Extracted text
============================================================
Heidi Reichinnek (born 19 April 1988) is a German politician and Member of the Bundestag from Die Linke.

She became interested in politics as a teenager, opposing the Hartz IV reforms and supporting women's equality and social welfare. In university, she spent a semester abroad in Cairo in the midst of the Arab Spring and witnessed the Egyptian revolution, which furthered her interest in politics. Reichinnek joined The Left in 2015 and was elected to the city council of Osnabrück the next year. She ran in the 2017 Lower Saxony state election, placed seventh on the party list, but was not elected. In 2019 she became chairwoman of The Left's Lower Saxony branch.

She contested the constituency of Osnabrück City at the 2021 federal election She came in fifth place but was elected to the Bundestag on the state list. Within the party, she is considered a supporter of Sahra Wagenknecht, and in 2019 signed an open letter thanking Wagenknecht for her political work. At the federal Left congress in June 2022, Reichinnek ran unsuccessfully for the party co-leadership, winning 199 votes (35.8%) to incumbent Janine Wissler's 319 (57.5%).
============================================================
Stated goal A
In the Heidi Reichinnek biography, which city council was she elected to in 2016?
The biography of Heidi Reichinnek and the records that follow it come from unrelated sources.

Dataset extract
============================================================
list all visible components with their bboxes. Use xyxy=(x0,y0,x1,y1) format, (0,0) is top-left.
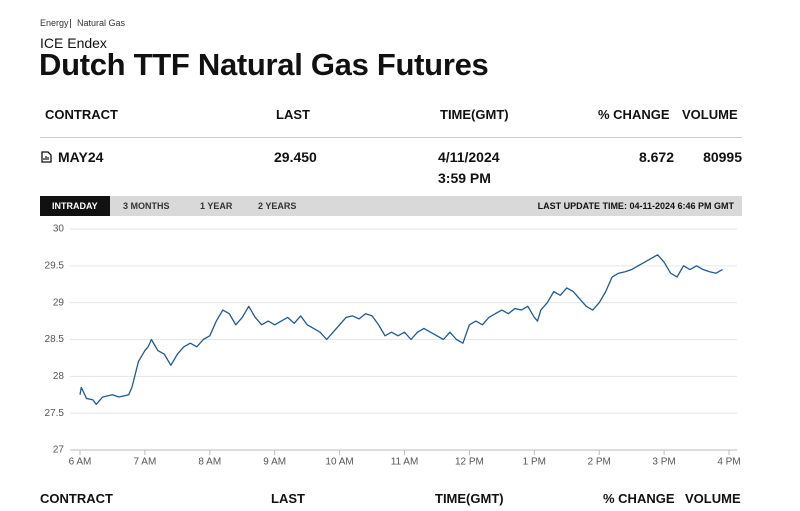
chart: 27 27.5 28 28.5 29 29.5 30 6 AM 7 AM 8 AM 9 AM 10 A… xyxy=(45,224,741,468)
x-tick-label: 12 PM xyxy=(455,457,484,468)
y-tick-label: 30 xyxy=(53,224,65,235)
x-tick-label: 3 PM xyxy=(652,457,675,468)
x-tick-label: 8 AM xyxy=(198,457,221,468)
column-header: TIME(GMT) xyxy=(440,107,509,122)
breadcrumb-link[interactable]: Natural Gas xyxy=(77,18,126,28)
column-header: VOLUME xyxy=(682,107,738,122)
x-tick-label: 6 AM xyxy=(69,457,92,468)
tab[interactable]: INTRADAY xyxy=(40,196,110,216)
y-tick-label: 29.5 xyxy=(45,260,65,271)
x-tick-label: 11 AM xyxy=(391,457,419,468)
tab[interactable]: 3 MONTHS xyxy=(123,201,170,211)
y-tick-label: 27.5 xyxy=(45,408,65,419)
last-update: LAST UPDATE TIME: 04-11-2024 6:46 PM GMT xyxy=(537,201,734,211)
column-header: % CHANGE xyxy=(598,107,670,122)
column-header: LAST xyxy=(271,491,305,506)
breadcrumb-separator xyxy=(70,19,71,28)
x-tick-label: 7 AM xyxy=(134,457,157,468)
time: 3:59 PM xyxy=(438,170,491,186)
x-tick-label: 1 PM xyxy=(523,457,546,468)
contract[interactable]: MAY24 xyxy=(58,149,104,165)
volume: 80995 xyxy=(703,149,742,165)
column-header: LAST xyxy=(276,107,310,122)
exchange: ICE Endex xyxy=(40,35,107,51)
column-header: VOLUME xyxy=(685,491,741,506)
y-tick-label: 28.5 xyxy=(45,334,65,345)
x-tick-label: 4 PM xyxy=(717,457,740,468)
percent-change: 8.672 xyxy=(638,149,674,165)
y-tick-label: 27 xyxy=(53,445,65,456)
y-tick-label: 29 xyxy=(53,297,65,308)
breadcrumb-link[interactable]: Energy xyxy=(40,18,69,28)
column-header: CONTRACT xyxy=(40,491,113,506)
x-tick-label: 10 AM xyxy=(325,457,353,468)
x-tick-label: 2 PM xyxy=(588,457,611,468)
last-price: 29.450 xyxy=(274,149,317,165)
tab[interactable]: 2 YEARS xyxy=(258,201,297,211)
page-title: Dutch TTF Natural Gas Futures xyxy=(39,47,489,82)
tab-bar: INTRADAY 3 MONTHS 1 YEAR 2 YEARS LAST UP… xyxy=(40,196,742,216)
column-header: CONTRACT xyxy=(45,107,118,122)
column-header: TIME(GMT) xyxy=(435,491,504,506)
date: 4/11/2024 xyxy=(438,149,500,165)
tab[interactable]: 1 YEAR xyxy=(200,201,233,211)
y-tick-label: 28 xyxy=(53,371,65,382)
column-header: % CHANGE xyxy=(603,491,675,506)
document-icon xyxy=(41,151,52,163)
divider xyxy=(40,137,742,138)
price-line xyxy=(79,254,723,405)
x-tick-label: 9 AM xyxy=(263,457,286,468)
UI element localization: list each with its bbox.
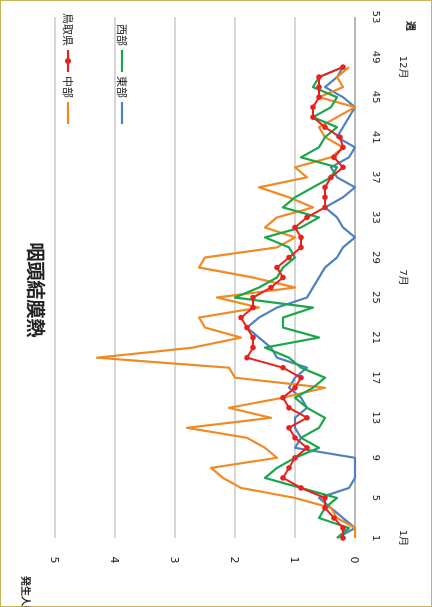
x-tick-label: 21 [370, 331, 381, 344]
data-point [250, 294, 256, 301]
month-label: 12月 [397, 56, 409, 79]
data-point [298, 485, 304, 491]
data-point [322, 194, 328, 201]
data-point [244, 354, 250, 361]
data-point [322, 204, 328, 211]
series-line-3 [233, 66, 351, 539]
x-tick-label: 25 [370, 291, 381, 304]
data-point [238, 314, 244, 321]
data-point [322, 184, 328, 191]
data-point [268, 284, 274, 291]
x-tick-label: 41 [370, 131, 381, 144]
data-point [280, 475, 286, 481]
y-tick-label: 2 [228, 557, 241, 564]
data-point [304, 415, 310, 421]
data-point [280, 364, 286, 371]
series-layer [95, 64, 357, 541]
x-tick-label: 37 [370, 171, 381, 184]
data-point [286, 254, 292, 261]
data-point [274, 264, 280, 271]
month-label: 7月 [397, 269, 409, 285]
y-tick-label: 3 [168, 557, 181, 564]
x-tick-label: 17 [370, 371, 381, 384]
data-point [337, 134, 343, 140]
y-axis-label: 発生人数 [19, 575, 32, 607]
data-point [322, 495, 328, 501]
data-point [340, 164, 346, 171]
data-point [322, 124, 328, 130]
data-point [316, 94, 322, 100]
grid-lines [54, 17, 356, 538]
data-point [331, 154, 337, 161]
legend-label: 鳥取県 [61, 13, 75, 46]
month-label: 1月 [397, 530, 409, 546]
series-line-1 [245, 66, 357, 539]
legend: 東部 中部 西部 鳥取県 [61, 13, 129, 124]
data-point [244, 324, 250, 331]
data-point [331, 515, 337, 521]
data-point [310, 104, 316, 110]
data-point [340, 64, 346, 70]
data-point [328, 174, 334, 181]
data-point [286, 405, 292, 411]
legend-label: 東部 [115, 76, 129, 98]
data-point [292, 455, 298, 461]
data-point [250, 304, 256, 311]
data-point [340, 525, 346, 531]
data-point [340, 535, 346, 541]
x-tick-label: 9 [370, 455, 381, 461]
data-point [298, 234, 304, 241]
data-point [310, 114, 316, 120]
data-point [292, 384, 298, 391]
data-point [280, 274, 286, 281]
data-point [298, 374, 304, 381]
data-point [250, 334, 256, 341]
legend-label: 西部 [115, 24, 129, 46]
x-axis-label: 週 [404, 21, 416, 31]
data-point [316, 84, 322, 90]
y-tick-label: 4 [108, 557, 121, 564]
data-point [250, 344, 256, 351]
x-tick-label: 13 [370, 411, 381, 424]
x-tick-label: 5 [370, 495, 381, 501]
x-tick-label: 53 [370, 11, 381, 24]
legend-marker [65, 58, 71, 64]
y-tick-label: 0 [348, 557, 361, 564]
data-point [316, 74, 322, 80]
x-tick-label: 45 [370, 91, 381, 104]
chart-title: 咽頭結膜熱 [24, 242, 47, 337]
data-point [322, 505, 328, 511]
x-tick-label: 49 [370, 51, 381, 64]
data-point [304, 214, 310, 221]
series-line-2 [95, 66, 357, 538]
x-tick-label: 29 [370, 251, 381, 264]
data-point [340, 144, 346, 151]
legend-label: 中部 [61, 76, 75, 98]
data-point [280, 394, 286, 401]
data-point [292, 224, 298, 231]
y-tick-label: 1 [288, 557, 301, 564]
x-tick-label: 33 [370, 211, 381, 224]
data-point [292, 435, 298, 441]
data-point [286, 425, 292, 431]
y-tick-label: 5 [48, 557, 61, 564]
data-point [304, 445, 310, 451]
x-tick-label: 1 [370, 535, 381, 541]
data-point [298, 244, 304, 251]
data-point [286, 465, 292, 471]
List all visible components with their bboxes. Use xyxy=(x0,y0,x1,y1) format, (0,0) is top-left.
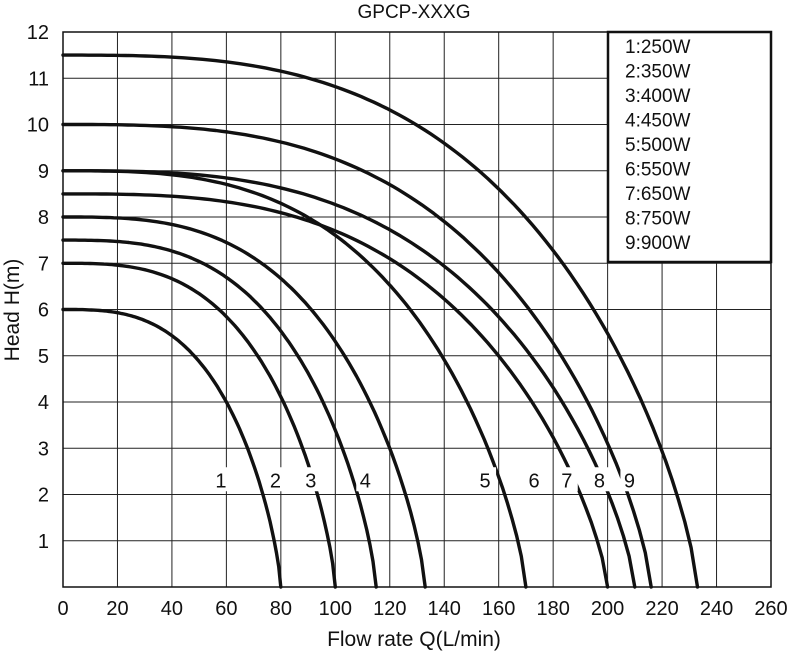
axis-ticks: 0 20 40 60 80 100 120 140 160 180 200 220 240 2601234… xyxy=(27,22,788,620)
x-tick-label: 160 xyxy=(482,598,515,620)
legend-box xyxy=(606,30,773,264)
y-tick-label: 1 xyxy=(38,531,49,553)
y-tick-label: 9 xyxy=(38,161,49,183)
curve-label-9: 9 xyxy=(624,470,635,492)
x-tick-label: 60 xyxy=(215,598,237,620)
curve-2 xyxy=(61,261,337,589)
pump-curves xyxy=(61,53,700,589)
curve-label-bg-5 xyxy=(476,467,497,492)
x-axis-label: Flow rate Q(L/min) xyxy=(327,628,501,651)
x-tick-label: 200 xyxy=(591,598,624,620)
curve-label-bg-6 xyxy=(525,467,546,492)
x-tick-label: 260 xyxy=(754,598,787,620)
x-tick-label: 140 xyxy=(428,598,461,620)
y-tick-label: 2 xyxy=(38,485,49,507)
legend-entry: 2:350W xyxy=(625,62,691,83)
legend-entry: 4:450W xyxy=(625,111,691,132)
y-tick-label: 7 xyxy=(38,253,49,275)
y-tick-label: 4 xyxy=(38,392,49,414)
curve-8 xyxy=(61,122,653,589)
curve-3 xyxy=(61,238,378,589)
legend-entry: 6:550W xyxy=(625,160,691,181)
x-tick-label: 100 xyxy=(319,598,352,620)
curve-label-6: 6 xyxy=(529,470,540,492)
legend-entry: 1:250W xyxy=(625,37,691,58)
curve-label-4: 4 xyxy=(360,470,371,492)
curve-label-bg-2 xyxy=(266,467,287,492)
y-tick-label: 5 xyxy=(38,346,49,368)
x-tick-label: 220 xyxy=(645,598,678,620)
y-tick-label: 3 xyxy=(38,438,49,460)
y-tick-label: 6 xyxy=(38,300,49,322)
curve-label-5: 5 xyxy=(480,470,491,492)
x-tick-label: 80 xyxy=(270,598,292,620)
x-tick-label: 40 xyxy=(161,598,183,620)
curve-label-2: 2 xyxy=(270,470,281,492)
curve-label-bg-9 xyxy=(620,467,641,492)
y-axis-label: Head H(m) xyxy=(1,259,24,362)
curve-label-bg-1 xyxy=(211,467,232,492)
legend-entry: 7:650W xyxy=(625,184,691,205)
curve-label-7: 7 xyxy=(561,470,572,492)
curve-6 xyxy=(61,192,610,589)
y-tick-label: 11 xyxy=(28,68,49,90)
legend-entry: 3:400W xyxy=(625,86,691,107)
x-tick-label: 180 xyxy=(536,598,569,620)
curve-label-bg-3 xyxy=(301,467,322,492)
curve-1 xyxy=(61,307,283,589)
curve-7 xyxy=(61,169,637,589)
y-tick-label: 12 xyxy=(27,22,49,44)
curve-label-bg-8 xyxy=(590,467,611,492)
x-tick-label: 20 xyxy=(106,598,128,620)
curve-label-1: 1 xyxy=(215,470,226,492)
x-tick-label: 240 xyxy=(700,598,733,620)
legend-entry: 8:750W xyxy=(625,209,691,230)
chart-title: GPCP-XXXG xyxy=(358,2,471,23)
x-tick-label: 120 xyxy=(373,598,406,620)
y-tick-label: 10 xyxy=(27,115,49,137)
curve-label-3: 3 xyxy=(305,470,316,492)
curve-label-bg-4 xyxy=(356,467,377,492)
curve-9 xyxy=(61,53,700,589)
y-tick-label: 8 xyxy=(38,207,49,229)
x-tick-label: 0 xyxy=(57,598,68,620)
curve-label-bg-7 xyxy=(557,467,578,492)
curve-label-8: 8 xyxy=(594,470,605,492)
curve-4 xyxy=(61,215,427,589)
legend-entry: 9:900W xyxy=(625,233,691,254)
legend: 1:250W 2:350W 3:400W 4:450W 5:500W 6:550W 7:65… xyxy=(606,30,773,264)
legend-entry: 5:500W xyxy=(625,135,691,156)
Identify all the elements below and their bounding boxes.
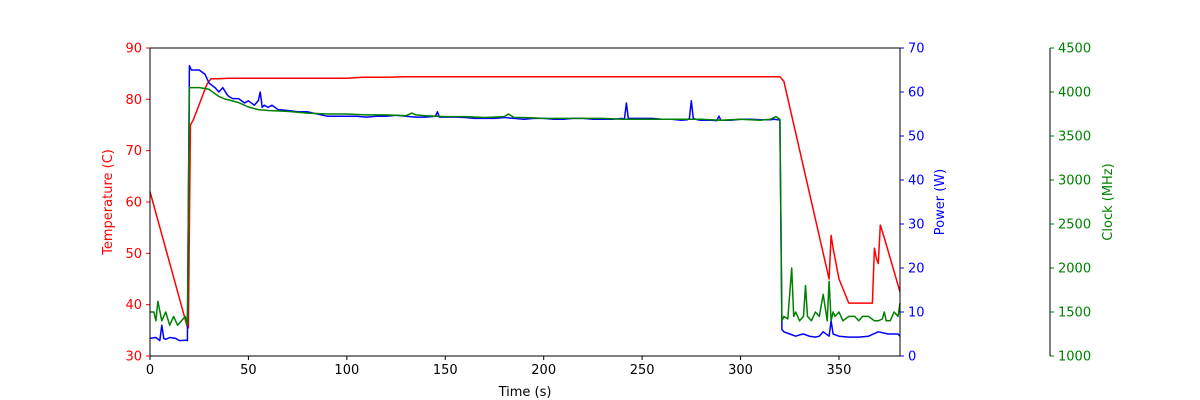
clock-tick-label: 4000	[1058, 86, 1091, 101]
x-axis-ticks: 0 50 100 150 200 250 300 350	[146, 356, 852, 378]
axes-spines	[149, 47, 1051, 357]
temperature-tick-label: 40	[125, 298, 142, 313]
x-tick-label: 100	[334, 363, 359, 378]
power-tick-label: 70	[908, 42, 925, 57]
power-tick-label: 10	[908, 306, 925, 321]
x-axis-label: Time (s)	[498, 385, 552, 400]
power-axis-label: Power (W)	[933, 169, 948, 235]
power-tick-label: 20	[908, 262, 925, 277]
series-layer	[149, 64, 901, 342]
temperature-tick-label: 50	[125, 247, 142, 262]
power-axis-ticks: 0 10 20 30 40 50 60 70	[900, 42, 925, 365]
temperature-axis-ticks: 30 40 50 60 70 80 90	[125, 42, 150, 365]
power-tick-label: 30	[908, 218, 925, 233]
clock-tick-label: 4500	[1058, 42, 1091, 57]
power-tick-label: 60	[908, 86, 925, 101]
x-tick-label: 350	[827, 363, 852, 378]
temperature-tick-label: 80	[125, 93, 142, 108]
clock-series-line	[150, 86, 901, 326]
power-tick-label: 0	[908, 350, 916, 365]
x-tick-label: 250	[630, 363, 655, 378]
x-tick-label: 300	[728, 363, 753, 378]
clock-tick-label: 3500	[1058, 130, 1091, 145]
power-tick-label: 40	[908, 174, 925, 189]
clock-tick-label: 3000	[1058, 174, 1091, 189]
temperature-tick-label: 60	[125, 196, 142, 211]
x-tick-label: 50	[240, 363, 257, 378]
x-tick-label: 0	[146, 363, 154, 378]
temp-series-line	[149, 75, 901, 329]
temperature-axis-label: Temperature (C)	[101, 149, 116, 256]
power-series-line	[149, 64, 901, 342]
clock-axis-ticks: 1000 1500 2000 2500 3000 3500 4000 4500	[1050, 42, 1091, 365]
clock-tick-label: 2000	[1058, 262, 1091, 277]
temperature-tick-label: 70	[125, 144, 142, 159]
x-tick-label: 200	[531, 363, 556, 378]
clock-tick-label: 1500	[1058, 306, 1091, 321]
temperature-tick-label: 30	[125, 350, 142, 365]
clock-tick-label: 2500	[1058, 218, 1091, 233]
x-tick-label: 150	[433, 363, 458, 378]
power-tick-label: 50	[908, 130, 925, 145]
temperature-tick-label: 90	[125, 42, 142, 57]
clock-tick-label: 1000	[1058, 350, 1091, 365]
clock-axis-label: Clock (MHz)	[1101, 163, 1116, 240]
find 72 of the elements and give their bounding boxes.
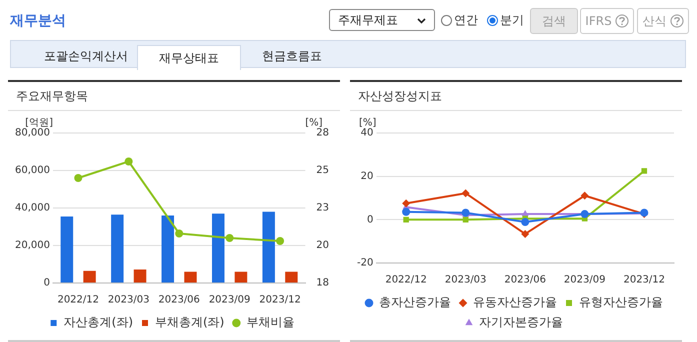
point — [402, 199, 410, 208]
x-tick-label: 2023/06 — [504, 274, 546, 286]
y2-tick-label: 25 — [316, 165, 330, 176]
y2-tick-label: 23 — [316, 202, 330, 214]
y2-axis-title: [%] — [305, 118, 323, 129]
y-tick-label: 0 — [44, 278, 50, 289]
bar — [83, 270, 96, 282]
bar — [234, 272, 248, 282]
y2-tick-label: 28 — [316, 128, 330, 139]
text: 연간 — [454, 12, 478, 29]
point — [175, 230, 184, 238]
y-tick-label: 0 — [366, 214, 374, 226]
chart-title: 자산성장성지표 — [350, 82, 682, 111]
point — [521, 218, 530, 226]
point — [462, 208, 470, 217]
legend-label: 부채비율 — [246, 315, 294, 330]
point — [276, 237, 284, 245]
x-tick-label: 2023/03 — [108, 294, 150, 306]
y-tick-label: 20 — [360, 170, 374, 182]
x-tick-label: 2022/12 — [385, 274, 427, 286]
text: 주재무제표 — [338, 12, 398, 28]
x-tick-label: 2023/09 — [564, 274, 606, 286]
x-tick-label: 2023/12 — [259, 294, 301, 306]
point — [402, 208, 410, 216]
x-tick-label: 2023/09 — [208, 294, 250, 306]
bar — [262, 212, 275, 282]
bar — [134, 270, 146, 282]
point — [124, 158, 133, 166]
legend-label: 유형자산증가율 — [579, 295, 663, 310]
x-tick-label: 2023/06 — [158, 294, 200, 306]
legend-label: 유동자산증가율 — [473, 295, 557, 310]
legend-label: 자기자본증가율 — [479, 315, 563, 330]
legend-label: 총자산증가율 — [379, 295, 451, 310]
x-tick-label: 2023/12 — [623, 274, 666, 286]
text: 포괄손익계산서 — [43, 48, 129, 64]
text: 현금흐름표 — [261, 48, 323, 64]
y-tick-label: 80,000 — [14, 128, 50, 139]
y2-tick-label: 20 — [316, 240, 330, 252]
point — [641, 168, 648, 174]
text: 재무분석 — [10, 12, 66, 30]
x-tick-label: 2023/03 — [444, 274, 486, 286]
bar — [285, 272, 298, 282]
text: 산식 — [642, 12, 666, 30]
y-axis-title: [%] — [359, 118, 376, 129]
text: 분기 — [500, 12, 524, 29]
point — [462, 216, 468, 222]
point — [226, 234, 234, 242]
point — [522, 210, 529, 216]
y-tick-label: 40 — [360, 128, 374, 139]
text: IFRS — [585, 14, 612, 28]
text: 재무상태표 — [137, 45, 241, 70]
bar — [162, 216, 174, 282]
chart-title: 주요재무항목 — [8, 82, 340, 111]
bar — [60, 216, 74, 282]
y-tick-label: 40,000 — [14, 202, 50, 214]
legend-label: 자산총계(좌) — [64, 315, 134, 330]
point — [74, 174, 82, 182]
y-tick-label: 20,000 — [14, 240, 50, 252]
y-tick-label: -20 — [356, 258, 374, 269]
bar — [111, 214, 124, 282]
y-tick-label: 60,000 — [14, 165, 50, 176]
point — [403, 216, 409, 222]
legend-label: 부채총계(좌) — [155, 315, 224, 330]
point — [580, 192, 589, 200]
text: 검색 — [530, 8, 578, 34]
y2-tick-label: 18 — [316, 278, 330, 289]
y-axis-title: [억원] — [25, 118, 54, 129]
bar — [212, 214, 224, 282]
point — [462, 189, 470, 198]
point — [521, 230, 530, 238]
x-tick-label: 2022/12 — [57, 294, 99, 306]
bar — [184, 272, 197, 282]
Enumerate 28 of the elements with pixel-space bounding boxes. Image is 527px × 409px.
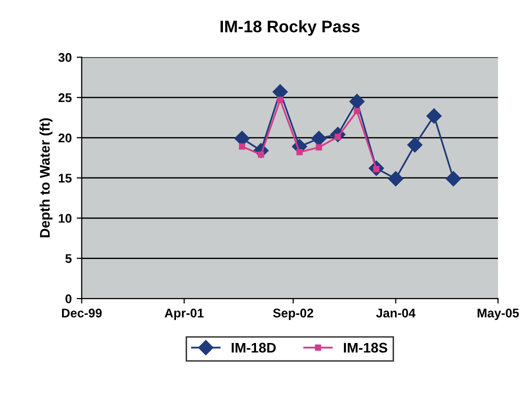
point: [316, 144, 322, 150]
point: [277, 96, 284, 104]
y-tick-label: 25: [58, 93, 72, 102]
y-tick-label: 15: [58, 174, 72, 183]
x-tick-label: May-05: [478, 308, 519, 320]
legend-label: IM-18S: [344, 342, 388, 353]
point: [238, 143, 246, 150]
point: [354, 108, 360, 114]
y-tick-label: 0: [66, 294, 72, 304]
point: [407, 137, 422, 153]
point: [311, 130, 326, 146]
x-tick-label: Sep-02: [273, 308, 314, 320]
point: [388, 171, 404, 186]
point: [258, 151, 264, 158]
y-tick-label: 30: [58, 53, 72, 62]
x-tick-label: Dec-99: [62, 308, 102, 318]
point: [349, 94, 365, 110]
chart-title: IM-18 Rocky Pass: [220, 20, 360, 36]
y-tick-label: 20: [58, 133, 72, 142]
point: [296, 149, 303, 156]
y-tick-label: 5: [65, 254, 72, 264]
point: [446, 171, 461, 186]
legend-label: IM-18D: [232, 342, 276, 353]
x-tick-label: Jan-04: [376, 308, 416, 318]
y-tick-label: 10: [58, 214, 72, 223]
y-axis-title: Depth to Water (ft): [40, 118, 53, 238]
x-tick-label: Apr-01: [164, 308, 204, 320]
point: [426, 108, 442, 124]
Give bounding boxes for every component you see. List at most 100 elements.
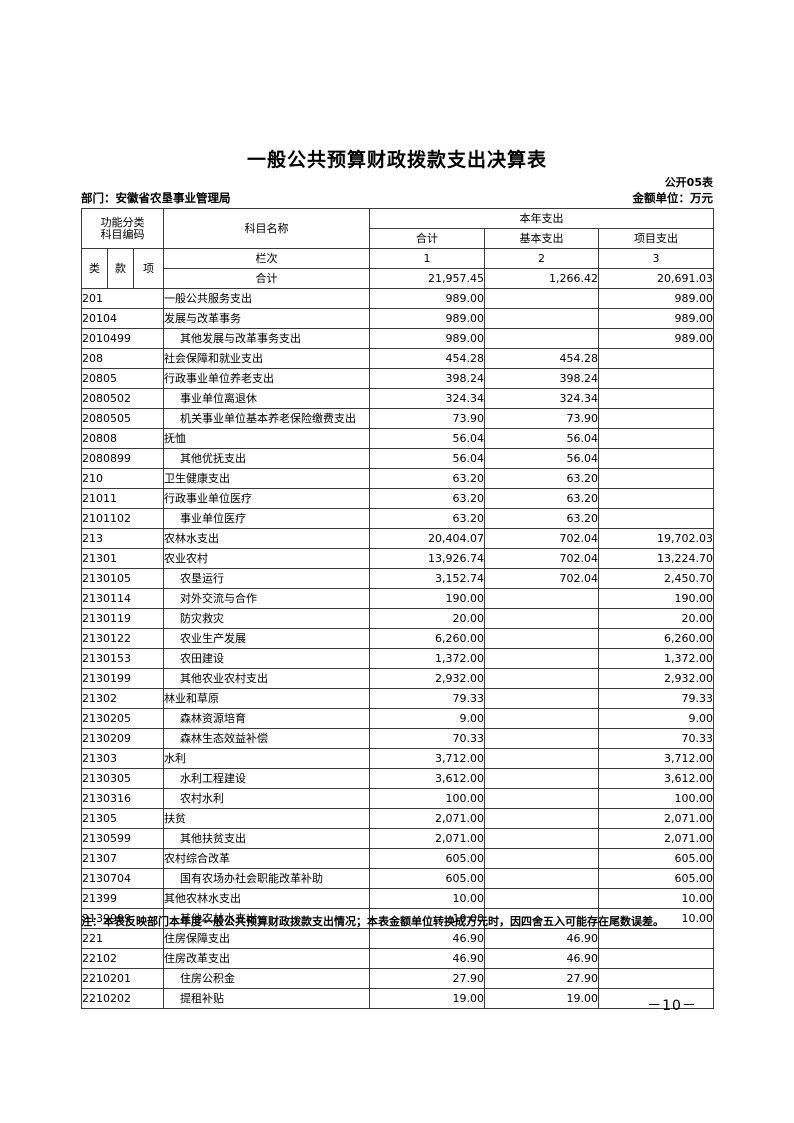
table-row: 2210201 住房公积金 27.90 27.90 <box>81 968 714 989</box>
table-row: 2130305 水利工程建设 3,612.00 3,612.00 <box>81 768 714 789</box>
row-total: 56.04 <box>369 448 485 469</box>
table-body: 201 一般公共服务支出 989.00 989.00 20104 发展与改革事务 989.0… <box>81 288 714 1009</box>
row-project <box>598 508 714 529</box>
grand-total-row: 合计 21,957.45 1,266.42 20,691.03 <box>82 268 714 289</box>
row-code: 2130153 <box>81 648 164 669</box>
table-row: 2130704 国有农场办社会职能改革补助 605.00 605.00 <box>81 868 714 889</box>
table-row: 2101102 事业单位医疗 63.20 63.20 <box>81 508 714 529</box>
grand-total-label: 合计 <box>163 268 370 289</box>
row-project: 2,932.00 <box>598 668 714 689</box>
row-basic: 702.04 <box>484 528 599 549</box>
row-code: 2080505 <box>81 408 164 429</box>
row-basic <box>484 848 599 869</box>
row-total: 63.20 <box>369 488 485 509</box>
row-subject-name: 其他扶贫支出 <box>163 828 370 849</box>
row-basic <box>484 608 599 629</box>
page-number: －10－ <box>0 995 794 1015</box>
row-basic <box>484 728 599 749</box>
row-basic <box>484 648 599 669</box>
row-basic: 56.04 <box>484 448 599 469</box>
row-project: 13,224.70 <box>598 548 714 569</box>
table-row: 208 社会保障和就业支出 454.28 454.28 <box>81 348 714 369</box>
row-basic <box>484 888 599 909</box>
============================================================
Stated goal B
Render the part of the records that opens with the line containing "table-row: 2210201 住房公积金" and closes with the line containing "row-project: 13,224.70 <box>598" as a JSON list of strings, one string per line, with blank lines left out.

Finished answer A
The city council of Osnabrück.

Finished answer B
[
  "table-row: 2210201 住房公积金 27.90 27.90 <box>81 968 714 989</box>",
  "table-row: 2130305 水利工程建设 3,612.00 3,612.00 <box>81 768 714 789</box>",
  "row-total: 56.04 <box>369 448 485 469</box>",
  "table-body: 201 一般公共服务支出 989.00 989.00 20104 发展与改革事务 989.0… <box>81 288 714 1009</box>",
  "row-project <box>598 508 714 529</box>",
  "grand-total-row: 合计 21,957.45 1,266.42 20,691.03 <box>82 268 714 289</box>",
  "row-code: 2130153 <box>81 648 164 669</box>",
  "table-row: 2130704 国有农场办社会职能改革补助 605.00 605.00 <box>81 868 714 889</box>",
  "table-row: 2101102 事业单位医疗 63.20 63.20 <box>81 508 714 529</box>",
  "grand-total-label: 合计 <box>163 268 370 289</box>",
  "row-project: 2,932.00 <box>598 668 714 689</box>",
  "row-basic: 702.04 <box>484 528 599 549</box>",
  "row-code: 2080505 <box>81 408 164 429</box>",
  "row-basic <box>484 848 599 869</box>",
  "row-total: 63.20 <box>369 488 485 509</box>",
  "row-subject-name: 其他扶贫支出 <box>163 828 370 849</box>",
  "row-basic <box>484 608 599 629</box>",
  "page-number: －10－ <box>0 995 794 1015</box>",
  "row-basic <box>484 728 599 749</box>",
  "row-basic <box>484 648 599 669</box>",
  "row-basic: 56.04 <box>484 448 599 469</box>",
  "row-project: 13,224.70 <box>598 548 714 569</box>"
]